> PROBLEM TO SOLVE
Every entry that follows should be repeated exactly; drop the images.

> THE RECORDS
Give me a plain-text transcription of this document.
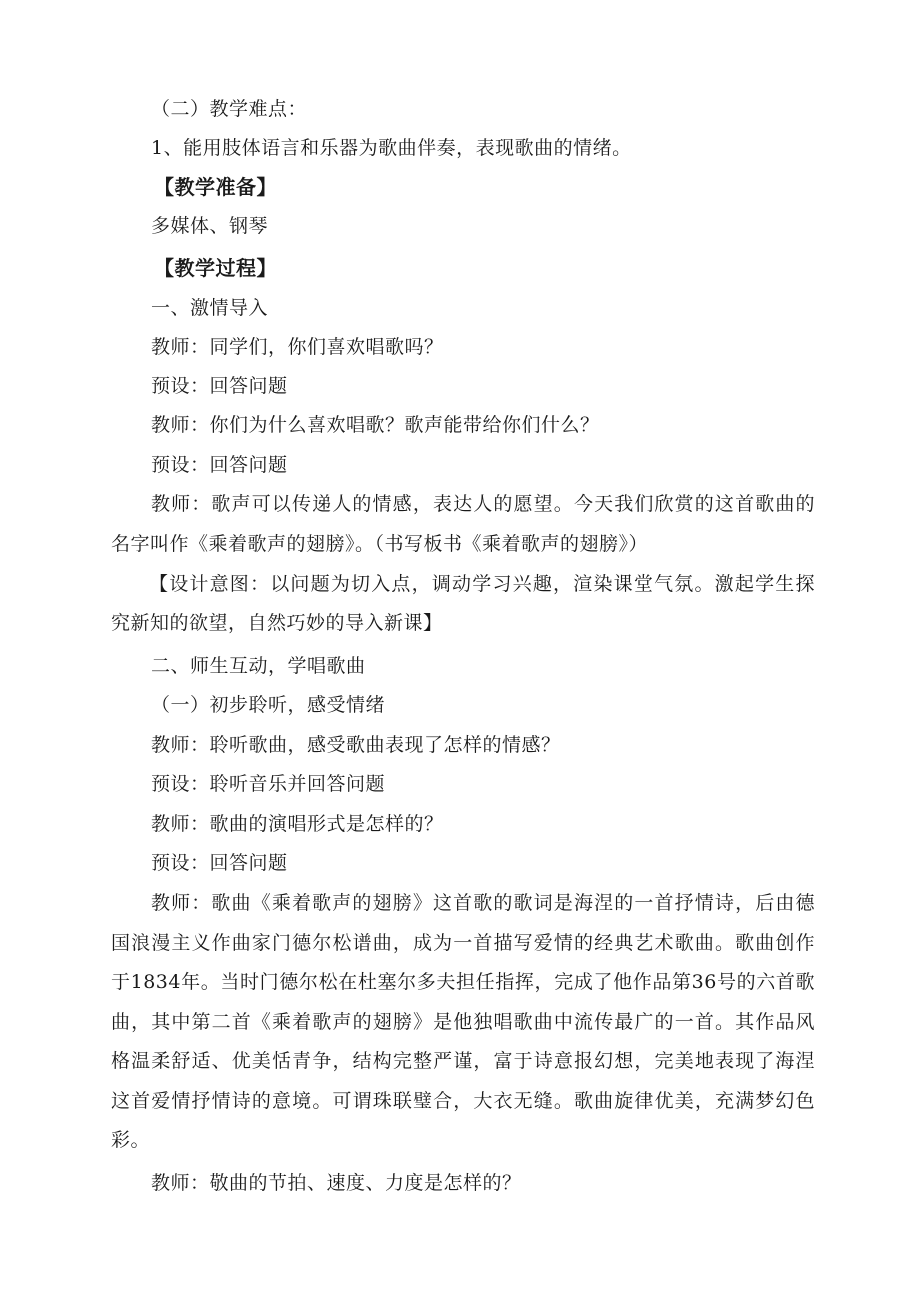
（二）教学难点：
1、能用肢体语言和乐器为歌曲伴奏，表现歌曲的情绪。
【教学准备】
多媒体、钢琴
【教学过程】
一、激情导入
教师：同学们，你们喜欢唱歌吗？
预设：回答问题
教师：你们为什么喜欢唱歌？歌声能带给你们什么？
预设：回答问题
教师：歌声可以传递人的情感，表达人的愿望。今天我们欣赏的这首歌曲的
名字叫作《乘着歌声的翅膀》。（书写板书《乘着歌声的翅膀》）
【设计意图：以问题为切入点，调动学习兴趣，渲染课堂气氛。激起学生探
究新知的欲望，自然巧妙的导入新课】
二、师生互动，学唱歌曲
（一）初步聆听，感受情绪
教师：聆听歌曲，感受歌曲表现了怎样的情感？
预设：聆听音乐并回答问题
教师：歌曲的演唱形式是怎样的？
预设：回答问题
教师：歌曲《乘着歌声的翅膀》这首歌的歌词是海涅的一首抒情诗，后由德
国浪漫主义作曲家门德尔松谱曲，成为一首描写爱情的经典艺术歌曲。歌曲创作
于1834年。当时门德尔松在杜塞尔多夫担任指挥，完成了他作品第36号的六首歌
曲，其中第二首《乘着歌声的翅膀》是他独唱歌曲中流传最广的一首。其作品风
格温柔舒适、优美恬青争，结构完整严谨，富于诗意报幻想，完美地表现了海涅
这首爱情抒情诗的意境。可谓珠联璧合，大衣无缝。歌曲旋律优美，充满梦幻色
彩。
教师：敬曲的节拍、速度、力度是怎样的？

> ANSWER BELOW
Give me a plain-text transcription of this document.
（二）教学难点：
1、能用肢体语言和乐器为歌曲伴奏，表现歌曲的情绪。
【教学准备】
多媒体、钢琴
【教学过程】
一、激情导入
教师：同学们，你们喜欢唱歌吗？
预设：回答问题
教师：你们为什么喜欢唱歌？歌声能带给你们什么？
预设：回答问题
教师：歌声可以传递人的情感，表达人的愿望。今天我们欣赏的这首歌曲的
名字叫作《乘着歌声的翅膀》。（书写板书《乘着歌声的翅膀》）
【设计意图：以问题为切入点，调动学习兴趣，渲染课堂气氛。激起学生探
究新知的欲望，自然巧妙的导入新课】
二、师生互动，学唱歌曲
（一）初步聆听，感受情绪
教师：聆听歌曲，感受歌曲表现了怎样的情感？
预设：聆听音乐并回答问题
教师：歌曲的演唱形式是怎样的？
预设：回答问题
教师：歌曲《乘着歌声的翅膀》这首歌的歌词是海涅的一首抒情诗，后由德
国浪漫主义作曲家门德尔松谱曲，成为一首描写爱情的经典艺术歌曲。歌曲创作
于1834年。当时门德尔松在杜塞尔多夫担任指挥，完成了他作品第36号的六首歌
曲，其中第二首《乘着歌声的翅膀》是他独唱歌曲中流传最广的一首。其作品风
格温柔舒适、优美恬青争，结构完整严谨，富于诗意报幻想，完美地表现了海涅
这首爱情抒情诗的意境。可谓珠联璧合，大衣无缝。歌曲旋律优美，充满梦幻色
彩。
教师：敬曲的节拍、速度、力度是怎样的？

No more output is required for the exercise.